### WRITTEN EXERCISE
Go through the lines below. Copy those with "JSON".
---
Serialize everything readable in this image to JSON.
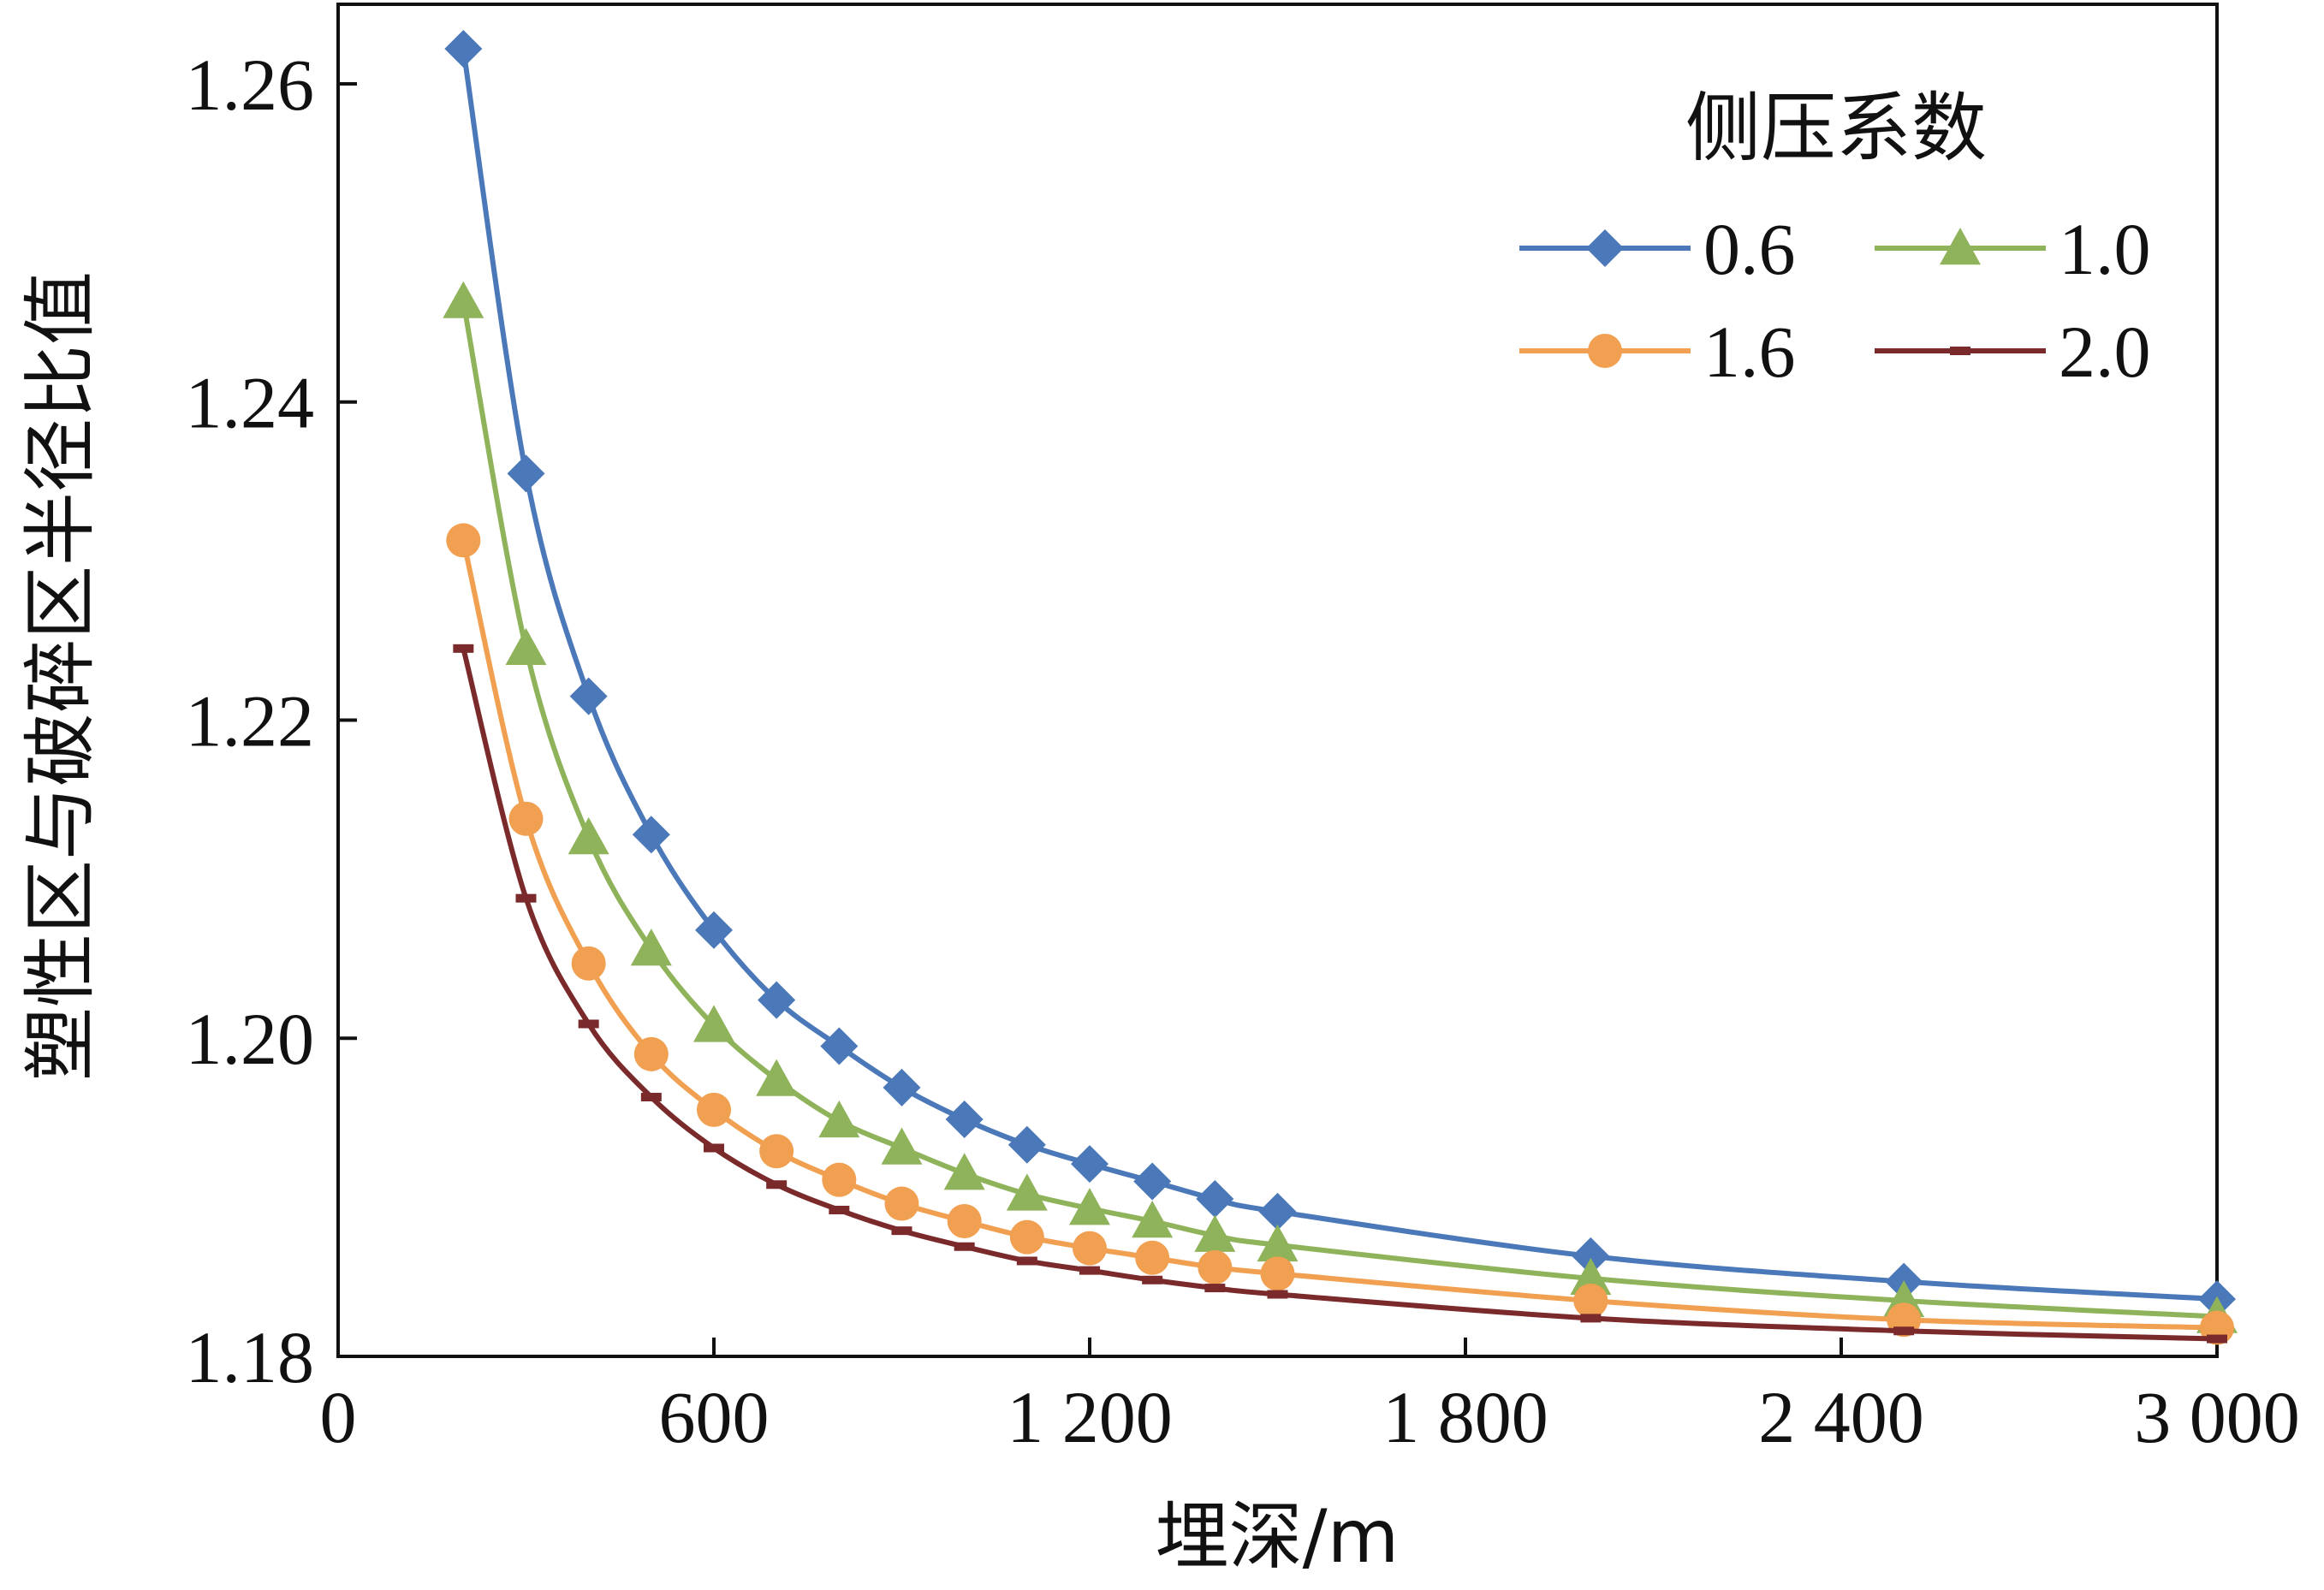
{
  "chart_data": {
    "type": "line",
    "xlabel": "埋深/m",
    "ylabel": "塑性区与破碎区半径比值",
    "xlim": [
      0,
      3000
    ],
    "ylim": [
      1.18,
      1.265
    ],
    "x_ticks": [
      0,
      600,
      1200,
      1800,
      2400,
      3000
    ],
    "x_tick_labels": [
      "0",
      "600",
      "1 200",
      "1 800",
      "2 400",
      "3 000"
    ],
    "y_ticks": [
      1.18,
      1.2,
      1.22,
      1.24,
      1.26
    ],
    "y_tick_labels": [
      "1.18",
      "1.20",
      "1.22",
      "1.24",
      "1.26"
    ],
    "legend": {
      "title": "侧压系数",
      "placement": "top-right"
    },
    "grid": false,
    "series": [
      {
        "name": "0.6",
        "color": "#4a78b8",
        "marker": "diamond",
        "x": [
          200,
          300,
          400,
          500,
          600,
          700,
          800,
          900,
          1000,
          1100,
          1200,
          1300,
          1400,
          1500,
          2000,
          2500,
          3000
        ],
        "y": [
          1.2622,
          1.2355,
          1.2215,
          1.2128,
          1.2068,
          1.2024,
          1.1995,
          1.1969,
          1.1949,
          1.1933,
          1.1921,
          1.191,
          1.1899,
          1.1891,
          1.1863,
          1.1847,
          1.1836
        ]
      },
      {
        "name": "1.0",
        "color": "#8fb35a",
        "marker": "triangle",
        "x": [
          200,
          300,
          400,
          500,
          600,
          700,
          800,
          900,
          1000,
          1100,
          1200,
          1300,
          1400,
          1500,
          2000,
          2500,
          3000
        ],
        "y": [
          1.2463,
          1.2245,
          1.2126,
          1.2056,
          1.2008,
          1.1974,
          1.1948,
          1.1931,
          1.1915,
          1.1902,
          1.1893,
          1.1885,
          1.1876,
          1.187,
          1.1849,
          1.1835,
          1.1825
        ]
      },
      {
        "name": "1.6",
        "color": "#f0a050",
        "marker": "circle",
        "x": [
          200,
          300,
          400,
          500,
          600,
          700,
          800,
          900,
          1000,
          1100,
          1200,
          1300,
          1400,
          1500,
          2000,
          2500,
          3000
        ],
        "y": [
          1.2313,
          1.2138,
          1.2047,
          1.199,
          1.1955,
          1.1929,
          1.1911,
          1.1896,
          1.1885,
          1.1875,
          1.1868,
          1.1862,
          1.1856,
          1.1852,
          1.1835,
          1.1823,
          1.1818
        ]
      },
      {
        "name": "2.0",
        "color": "#7a2a2a",
        "marker": "dash",
        "x": [
          200,
          300,
          400,
          500,
          600,
          700,
          800,
          900,
          1000,
          1100,
          1200,
          1300,
          1400,
          1500,
          2000,
          2500,
          3000
        ],
        "y": [
          1.2245,
          1.2088,
          1.2009,
          1.1963,
          1.1931,
          1.1908,
          1.1892,
          1.1879,
          1.1869,
          1.186,
          1.1854,
          1.1848,
          1.1843,
          1.1839,
          1.1824,
          1.1816,
          1.1811
        ]
      }
    ]
  }
}
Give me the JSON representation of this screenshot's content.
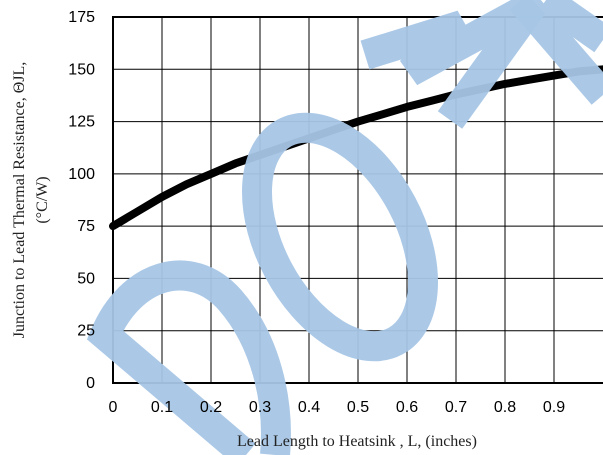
{
  "chart_data": {
    "type": "line",
    "title": "",
    "xlabel": "Lead Length to Heatsink , L, (inches)",
    "ylabel_line1": "Junction to Lead Thermal Resistance, ΘJL,",
    "ylabel_line2": "(°C/W)",
    "xlim": [
      0,
      1.0
    ],
    "ylim": [
      0,
      175
    ],
    "x_ticks": [
      "0",
      "0.1",
      "0.2",
      "0.3",
      "0.4",
      "0.5",
      "0.6",
      "0.7",
      "0.8",
      "0.9"
    ],
    "y_ticks": [
      "0",
      "25",
      "50",
      "75",
      "100",
      "125",
      "150",
      "175"
    ],
    "grid": true,
    "series": [
      {
        "x": [
          0,
          0.05,
          0.1,
          0.15,
          0.2,
          0.25,
          0.3,
          0.35,
          0.4,
          0.45,
          0.5,
          0.55,
          0.6,
          0.65,
          0.7,
          0.75,
          0.8,
          0.85,
          0.9,
          0.95,
          1.0
        ],
        "values": [
          75,
          82,
          89,
          95,
          100,
          105,
          109,
          113,
          117,
          121,
          125,
          128.5,
          132,
          135,
          138,
          140.5,
          143,
          145,
          147,
          149,
          150
        ]
      }
    ],
    "line_color": "#000000",
    "watermark": "DOWN",
    "watermark_color": "#a7c6e6"
  }
}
---
### WORKED SOLUTION
Serialize everything readable in this image to JSON.
Give me the JSON representation of this screenshot's content.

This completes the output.